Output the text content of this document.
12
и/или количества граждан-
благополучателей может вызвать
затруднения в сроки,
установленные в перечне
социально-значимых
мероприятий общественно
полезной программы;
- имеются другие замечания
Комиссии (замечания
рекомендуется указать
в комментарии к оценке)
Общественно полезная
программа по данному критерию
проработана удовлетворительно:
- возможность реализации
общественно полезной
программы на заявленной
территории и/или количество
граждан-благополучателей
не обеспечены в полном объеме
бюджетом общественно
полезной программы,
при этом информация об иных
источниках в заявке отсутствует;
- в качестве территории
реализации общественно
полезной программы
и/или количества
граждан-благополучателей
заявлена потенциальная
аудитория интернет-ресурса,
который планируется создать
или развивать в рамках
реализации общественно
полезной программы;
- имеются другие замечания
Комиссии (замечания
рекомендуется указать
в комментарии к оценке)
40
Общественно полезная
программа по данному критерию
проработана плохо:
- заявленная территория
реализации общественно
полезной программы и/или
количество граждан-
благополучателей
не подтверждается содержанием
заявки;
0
■ ■ ■ ■
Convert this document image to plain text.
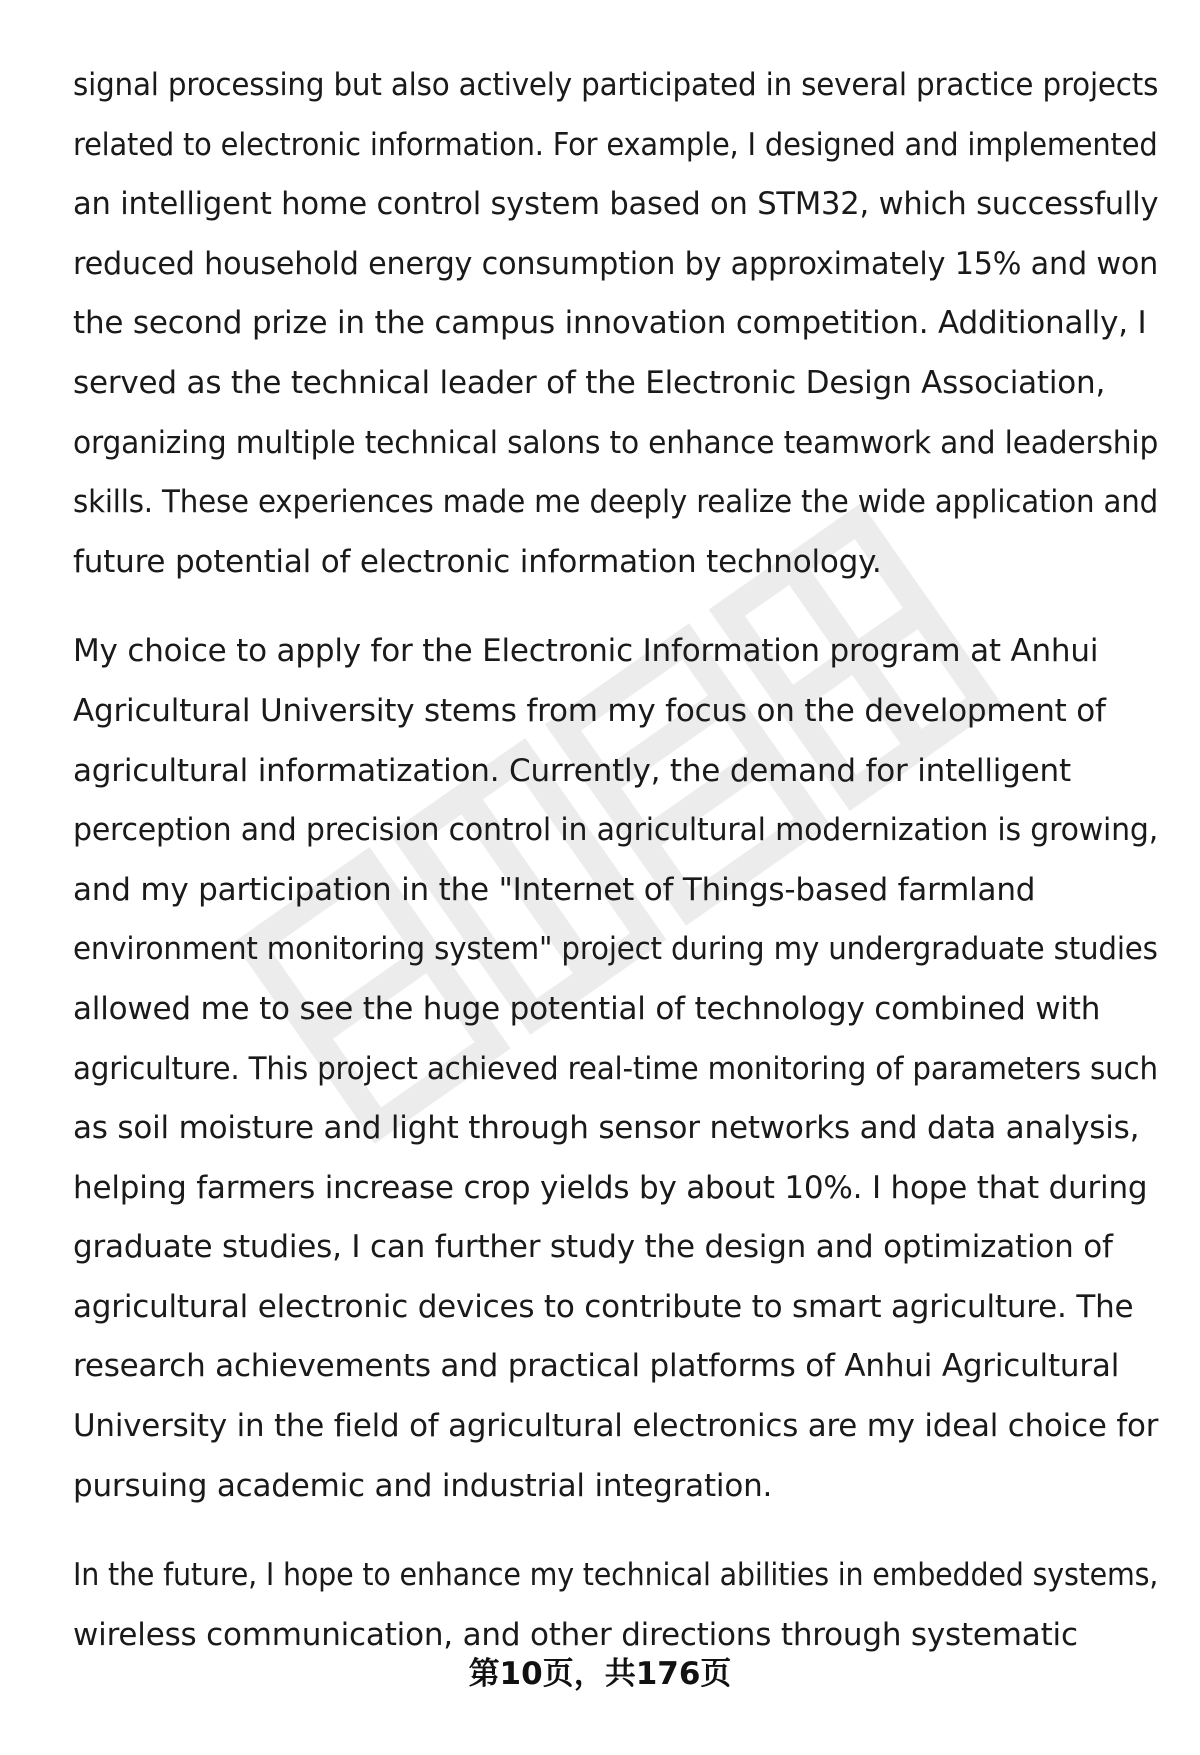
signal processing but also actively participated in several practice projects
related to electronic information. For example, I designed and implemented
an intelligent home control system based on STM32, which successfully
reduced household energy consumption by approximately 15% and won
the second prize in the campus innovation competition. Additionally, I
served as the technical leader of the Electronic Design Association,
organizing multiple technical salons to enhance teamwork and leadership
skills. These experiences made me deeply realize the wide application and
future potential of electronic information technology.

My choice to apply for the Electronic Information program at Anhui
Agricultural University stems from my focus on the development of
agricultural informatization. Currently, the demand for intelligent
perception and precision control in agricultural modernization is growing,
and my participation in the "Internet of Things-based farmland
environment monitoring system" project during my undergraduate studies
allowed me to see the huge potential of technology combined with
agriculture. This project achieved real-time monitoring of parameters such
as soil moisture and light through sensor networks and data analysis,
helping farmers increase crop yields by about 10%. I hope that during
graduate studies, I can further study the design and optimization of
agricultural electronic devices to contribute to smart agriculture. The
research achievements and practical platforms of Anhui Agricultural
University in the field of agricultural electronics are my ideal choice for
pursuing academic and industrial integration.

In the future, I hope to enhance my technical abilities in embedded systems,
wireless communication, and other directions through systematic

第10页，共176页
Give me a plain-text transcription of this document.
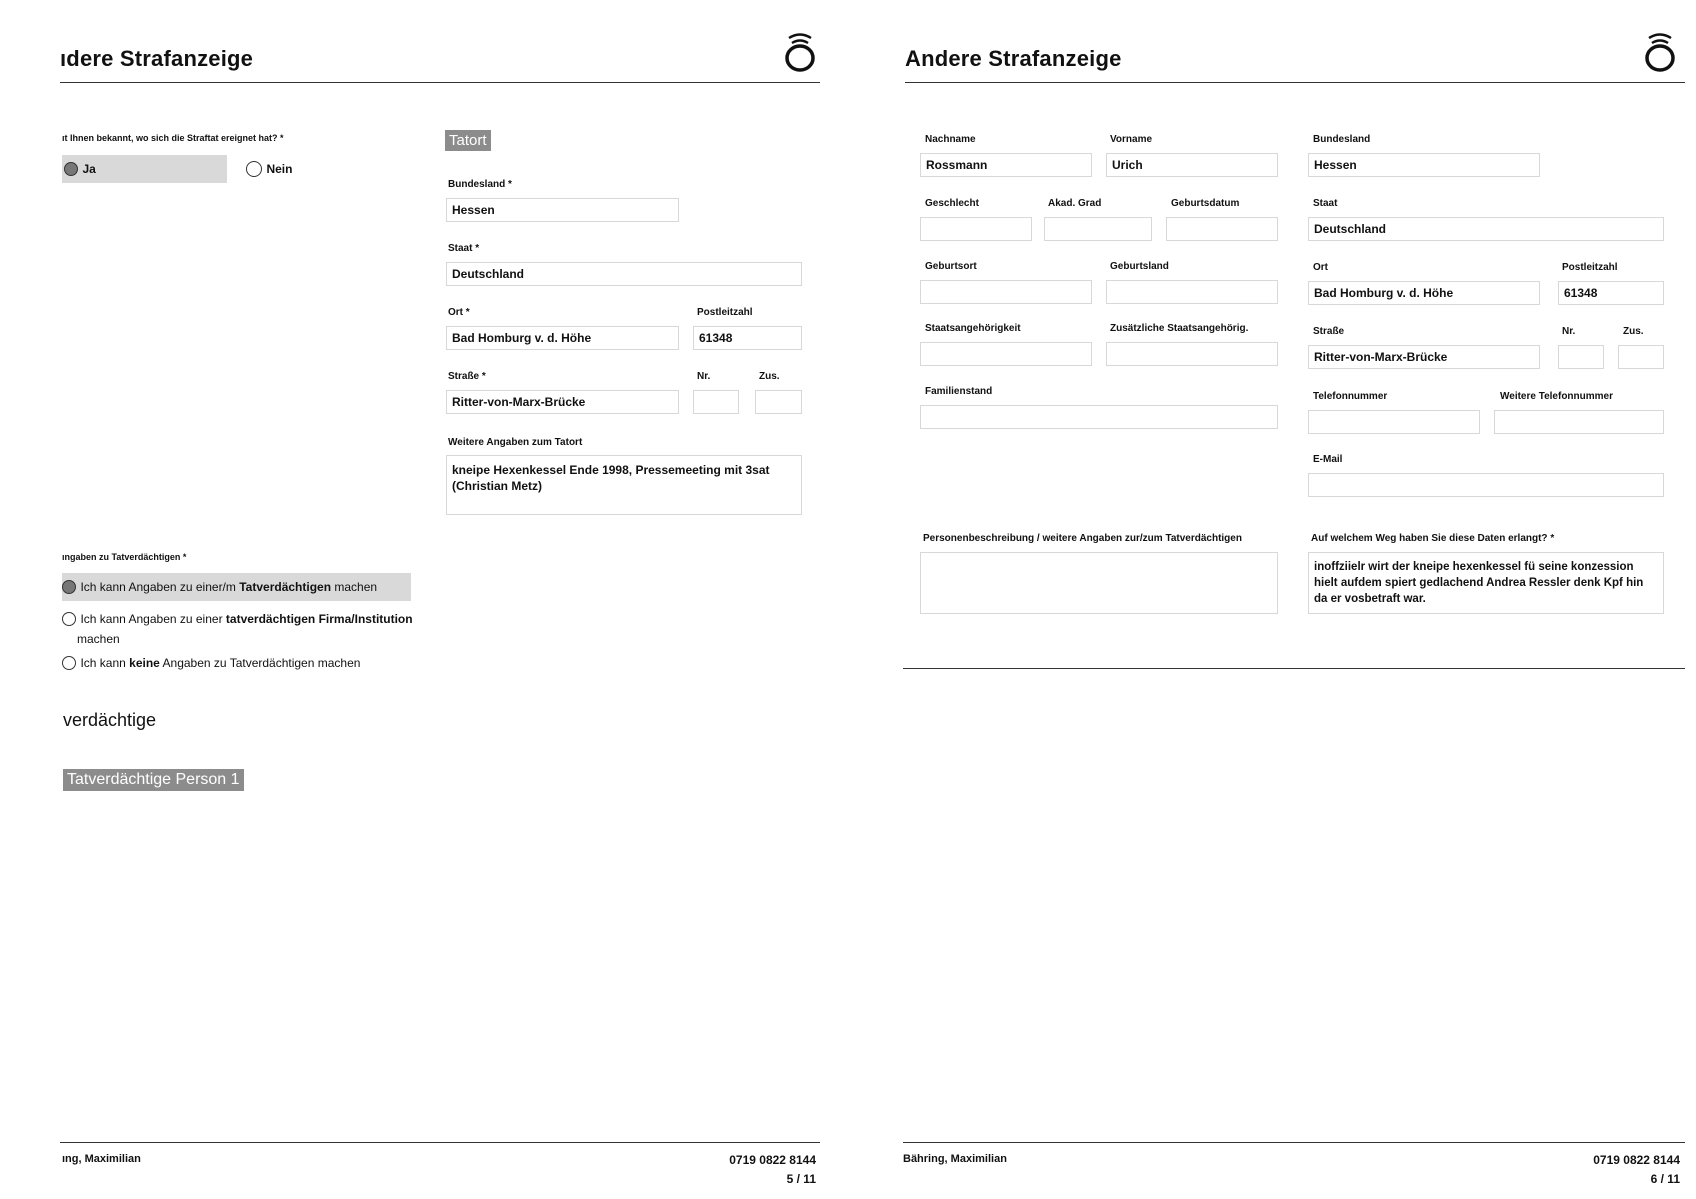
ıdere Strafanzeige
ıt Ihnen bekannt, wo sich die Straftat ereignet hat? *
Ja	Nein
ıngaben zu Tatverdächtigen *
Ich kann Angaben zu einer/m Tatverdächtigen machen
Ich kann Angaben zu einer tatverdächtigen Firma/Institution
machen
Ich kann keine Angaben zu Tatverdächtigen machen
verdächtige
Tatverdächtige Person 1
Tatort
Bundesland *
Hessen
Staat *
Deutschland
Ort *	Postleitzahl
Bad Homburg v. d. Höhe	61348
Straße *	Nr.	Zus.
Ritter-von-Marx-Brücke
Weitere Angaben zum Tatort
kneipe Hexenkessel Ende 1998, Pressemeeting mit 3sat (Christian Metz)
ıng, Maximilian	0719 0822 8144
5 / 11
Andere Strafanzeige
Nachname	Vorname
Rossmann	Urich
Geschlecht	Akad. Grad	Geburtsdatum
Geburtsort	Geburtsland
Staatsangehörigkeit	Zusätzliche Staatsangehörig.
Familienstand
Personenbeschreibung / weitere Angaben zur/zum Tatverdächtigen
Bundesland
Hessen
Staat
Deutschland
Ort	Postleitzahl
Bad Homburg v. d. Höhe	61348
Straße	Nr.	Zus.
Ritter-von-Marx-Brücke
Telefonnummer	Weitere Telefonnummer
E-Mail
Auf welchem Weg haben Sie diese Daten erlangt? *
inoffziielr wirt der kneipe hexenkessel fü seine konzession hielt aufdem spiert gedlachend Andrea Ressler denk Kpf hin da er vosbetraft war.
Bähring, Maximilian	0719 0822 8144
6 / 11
■ ■ ■ ■
[Task]:
Only the number is needed here: how many lines of the records contain "Postleitzahl"?

[Task result]:
2